* [What is required]: Count lines, not occurrences: give the number of lines holding the word "loop", and nothing besides.

* [Material for this task]:
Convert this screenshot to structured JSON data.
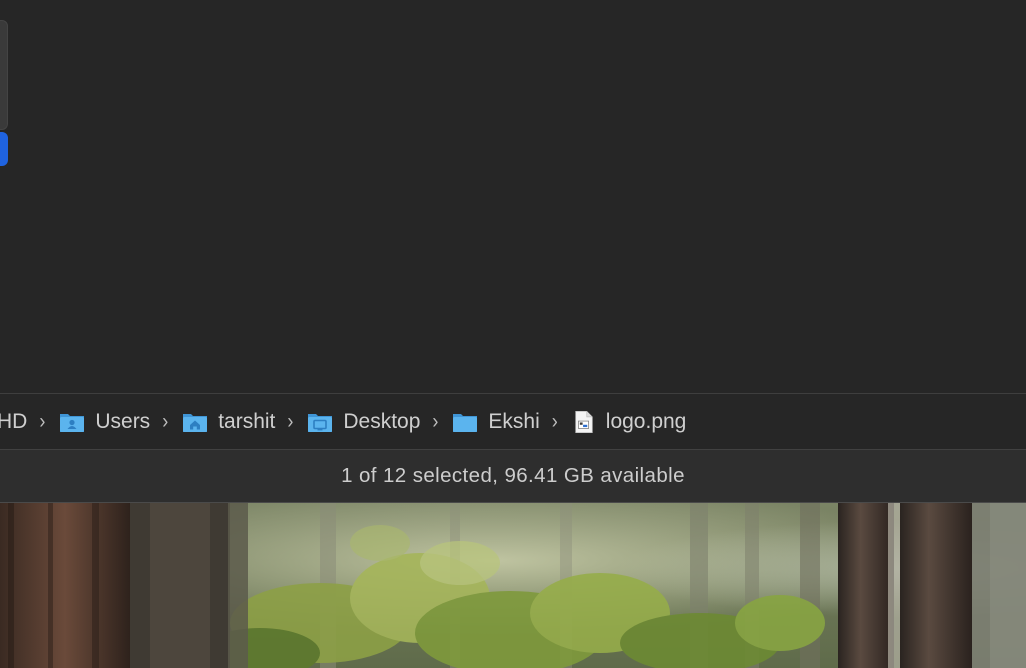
{
  "path_bar": {
    "items": [
      {
        "label": "HD",
        "icon": "drive-icon"
      },
      {
        "label": "Users",
        "icon": "users-folder-icon"
      },
      {
        "label": "tarshit",
        "icon": "home-folder-icon"
      },
      {
        "label": "Desktop",
        "icon": "desktop-folder-icon"
      },
      {
        "label": "Ekshi",
        "icon": "folder-icon"
      },
      {
        "label": "logo.png",
        "icon": "image-file-icon"
      }
    ]
  },
  "status_bar": {
    "text": "1 of 12 selected, 96.41 GB available"
  },
  "colors": {
    "window_bg": "#262626",
    "status_bg": "#2e2e2e",
    "selection_accent": "#1f63e0",
    "folder_blue": "#4aa8e8"
  }
}
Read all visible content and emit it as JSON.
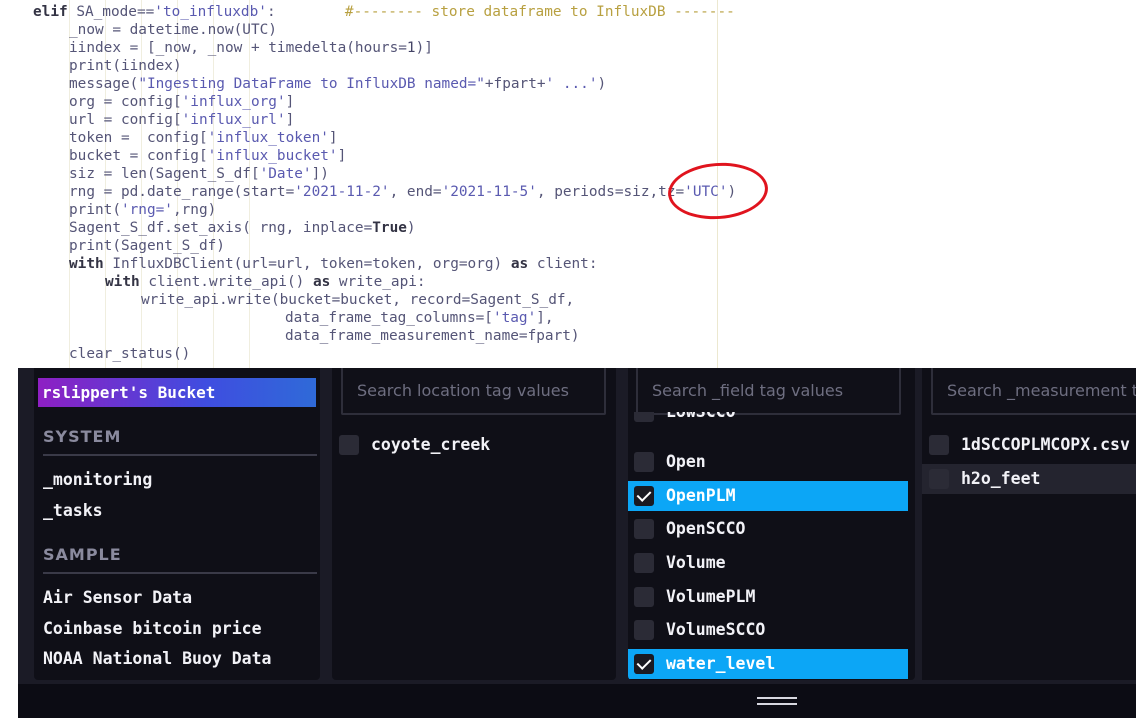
{
  "code": {
    "lines": [
      {
        "indent": 0,
        "parts": [
          {
            "t": "elif",
            "c": "kw"
          },
          {
            "t": " SA_mode==",
            "c": ""
          },
          {
            "t": "'to_influxdb'",
            "c": "str"
          },
          {
            "t": ":        ",
            "c": ""
          },
          {
            "t": "#-------- store dataframe to InfluxDB -------",
            "c": "cmt"
          }
        ]
      },
      {
        "indent": 1,
        "parts": [
          {
            "t": "_now = datetime.now(UTC)",
            "c": ""
          }
        ]
      },
      {
        "indent": 1,
        "parts": [
          {
            "t": "iindex = [_now, _now + timedelta(hours=",
            "c": ""
          },
          {
            "t": "1",
            "c": "num"
          },
          {
            "t": ")]",
            "c": ""
          }
        ]
      },
      {
        "indent": 1,
        "parts": [
          {
            "t": "print(iindex)",
            "c": ""
          }
        ]
      },
      {
        "indent": 1,
        "parts": [
          {
            "t": "message(",
            "c": ""
          },
          {
            "t": "\"Ingesting DataFrame to InfluxDB named=\"",
            "c": "str"
          },
          {
            "t": "+fpart+",
            "c": ""
          },
          {
            "t": "' ...'",
            "c": "str"
          },
          {
            "t": ")",
            "c": ""
          }
        ]
      },
      {
        "indent": 1,
        "parts": [
          {
            "t": "org = config[",
            "c": ""
          },
          {
            "t": "'influx_org'",
            "c": "str"
          },
          {
            "t": "]",
            "c": ""
          }
        ]
      },
      {
        "indent": 1,
        "parts": [
          {
            "t": "url = config[",
            "c": ""
          },
          {
            "t": "'influx_url'",
            "c": "str"
          },
          {
            "t": "]",
            "c": ""
          }
        ]
      },
      {
        "indent": 1,
        "parts": [
          {
            "t": "token =  config[",
            "c": ""
          },
          {
            "t": "'influx_token'",
            "c": "str"
          },
          {
            "t": "]",
            "c": ""
          }
        ]
      },
      {
        "indent": 1,
        "parts": [
          {
            "t": "bucket = config[",
            "c": ""
          },
          {
            "t": "'influx_bucket'",
            "c": "str"
          },
          {
            "t": "]",
            "c": ""
          }
        ]
      },
      {
        "indent": 1,
        "parts": [
          {
            "t": "siz = len(Sagent_S_df[",
            "c": ""
          },
          {
            "t": "'Date'",
            "c": "str"
          },
          {
            "t": "])",
            "c": ""
          }
        ]
      },
      {
        "indent": 1,
        "parts": [
          {
            "t": "rng = pd.date_range(start=",
            "c": ""
          },
          {
            "t": "'2021-11-2'",
            "c": "str"
          },
          {
            "t": ", end=",
            "c": ""
          },
          {
            "t": "'2021-11-5'",
            "c": "str"
          },
          {
            "t": ", periods=siz,tz=",
            "c": ""
          },
          {
            "t": "'UTC'",
            "c": "str"
          },
          {
            "t": ")",
            "c": ""
          }
        ]
      },
      {
        "indent": 1,
        "parts": [
          {
            "t": "print(",
            "c": ""
          },
          {
            "t": "'rng='",
            "c": "str"
          },
          {
            "t": ",rng)",
            "c": ""
          }
        ]
      },
      {
        "indent": 1,
        "parts": [
          {
            "t": "Sagent_S_df.set_axis( rng, inplace=",
            "c": ""
          },
          {
            "t": "True",
            "c": "kw"
          },
          {
            "t": ")",
            "c": ""
          }
        ]
      },
      {
        "indent": 1,
        "parts": [
          {
            "t": "print(Sagent_S_df)",
            "c": ""
          }
        ]
      },
      {
        "indent": 1,
        "parts": [
          {
            "t": "with",
            "c": "kw"
          },
          {
            "t": " InfluxDBClient(url=url, token=token, org=org) ",
            "c": ""
          },
          {
            "t": "as",
            "c": "kw"
          },
          {
            "t": " client:",
            "c": ""
          }
        ]
      },
      {
        "indent": 2,
        "parts": [
          {
            "t": "with",
            "c": "kw"
          },
          {
            "t": " client.write_api() ",
            "c": ""
          },
          {
            "t": "as",
            "c": "kw"
          },
          {
            "t": " write_api:",
            "c": ""
          }
        ]
      },
      {
        "indent": 3,
        "parts": [
          {
            "t": "write_api.write(bucket=bucket, record=Sagent_S_df,",
            "c": ""
          }
        ]
      },
      {
        "indent": 7,
        "parts": [
          {
            "t": "data_frame_tag_columns=[",
            "c": ""
          },
          {
            "t": "'tag'",
            "c": "str"
          },
          {
            "t": "],",
            "c": ""
          }
        ]
      },
      {
        "indent": 7,
        "parts": [
          {
            "t": "data_frame_measurement_name=fpart)",
            "c": ""
          }
        ]
      },
      {
        "indent": 1,
        "parts": [
          {
            "t": "clear_status()",
            "c": ""
          }
        ]
      }
    ]
  },
  "buckets": {
    "selected": "rslippert's Bucket",
    "system_heading": "SYSTEM",
    "system_items": [
      "_monitoring",
      "_tasks"
    ],
    "sample_heading": "SAMPLE",
    "sample_items": [
      "Air Sensor Data",
      "Coinbase bitcoin price",
      "NOAA National Buoy Data"
    ]
  },
  "location": {
    "placeholder": "Search location tag values",
    "values": [
      {
        "label": "coyote_creek",
        "checked": false
      }
    ]
  },
  "field": {
    "placeholder": "Search _field tag values",
    "partial_top": "LowSCCO",
    "values": [
      {
        "label": "Open",
        "checked": false
      },
      {
        "label": "OpenPLM",
        "checked": true
      },
      {
        "label": "OpenSCCO",
        "checked": false
      },
      {
        "label": "Volume",
        "checked": false
      },
      {
        "label": "VolumePLM",
        "checked": false
      },
      {
        "label": "VolumeSCCO",
        "checked": false
      },
      {
        "label": "water_level",
        "checked": true
      }
    ]
  },
  "measurement": {
    "placeholder": "Search _measurement tag values",
    "values": [
      {
        "label": "1dSCCOPLMCOPX.csv",
        "checked": false
      },
      {
        "label": "h2o_feet",
        "checked": false
      }
    ]
  }
}
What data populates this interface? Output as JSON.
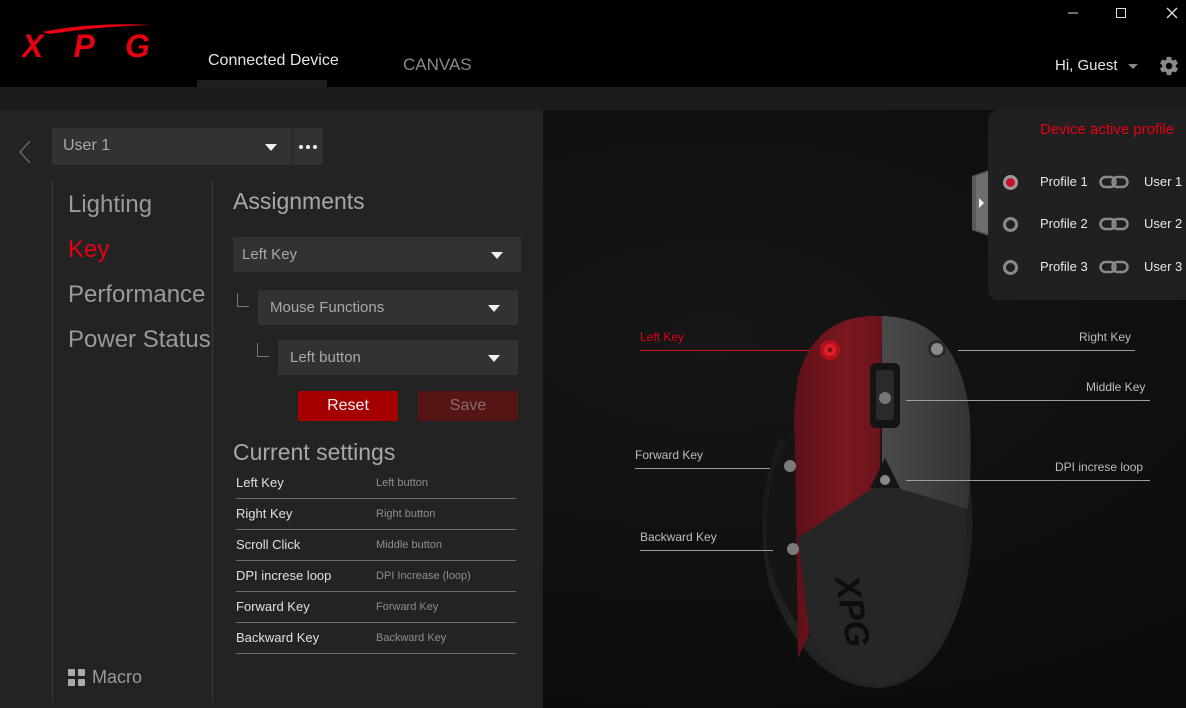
{
  "window": {
    "controls": {
      "minimize": "minimize-icon",
      "maximize": "maximize-icon",
      "close": "close-icon"
    }
  },
  "header": {
    "logo_text": "XPG",
    "tabs": [
      {
        "label": "Connected Device",
        "active": true
      },
      {
        "label": "CANVAS",
        "active": false
      }
    ],
    "greeting": "Hi, Guest",
    "settings_icon": "gear-icon"
  },
  "colors": {
    "accent": "#e60012",
    "reset_button": "#a50000",
    "save_button": "#561414",
    "panel_bg": "#232323",
    "control_bg": "#323232"
  },
  "left_panel": {
    "user_profile_select": {
      "value": "User 1"
    },
    "more_button": "more-icon",
    "nav": [
      {
        "label": "Lighting",
        "active": false
      },
      {
        "label": "Key",
        "active": true
      },
      {
        "label": "Performance",
        "active": false
      },
      {
        "label": "Power Status",
        "active": false
      }
    ],
    "macro_label": "Macro"
  },
  "assignments": {
    "title": "Assignments",
    "key_select": "Left Key",
    "function_category_select": "Mouse Functions",
    "function_select": "Left button",
    "reset_label": "Reset",
    "save_label": "Save"
  },
  "current_settings": {
    "title": "Current settings",
    "rows": [
      {
        "name": "Left Key",
        "value": "Left button"
      },
      {
        "name": "Right Key",
        "value": "Right button"
      },
      {
        "name": "Scroll Click",
        "value": "Middle button"
      },
      {
        "name": "DPI increse loop",
        "value": "DPI Increase (loop)"
      },
      {
        "name": "Forward Key",
        "value": "Forward Key"
      },
      {
        "name": "Backward Key",
        "value": "Backward Key"
      }
    ]
  },
  "device_profile": {
    "title": "Device active profile",
    "profiles": [
      {
        "name": "Profile 1",
        "user": "User 1",
        "selected": true
      },
      {
        "name": "Profile 2",
        "user": "User 2",
        "selected": false
      },
      {
        "name": "Profile 3",
        "user": "User 3",
        "selected": false
      }
    ]
  },
  "mouse_callouts": {
    "left_key": "Left Key",
    "right_key": "Right Key",
    "middle_key": "Middle Key",
    "forward_key": "Forward Key",
    "dpi_key": "DPI increse loop",
    "backward_key": "Backward Key",
    "active": "left_key"
  }
}
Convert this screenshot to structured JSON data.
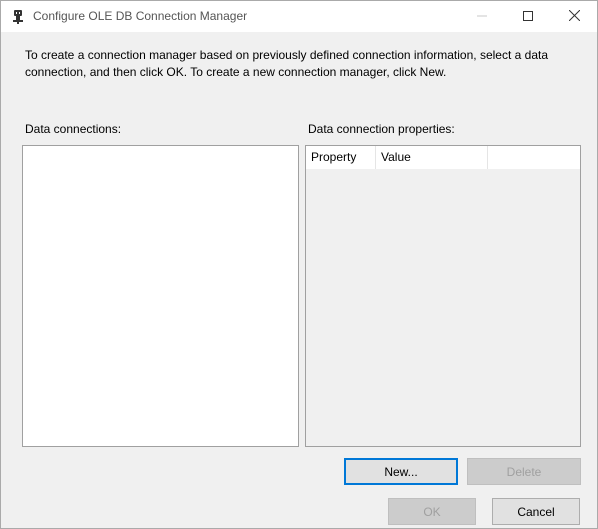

* [Solution]: 3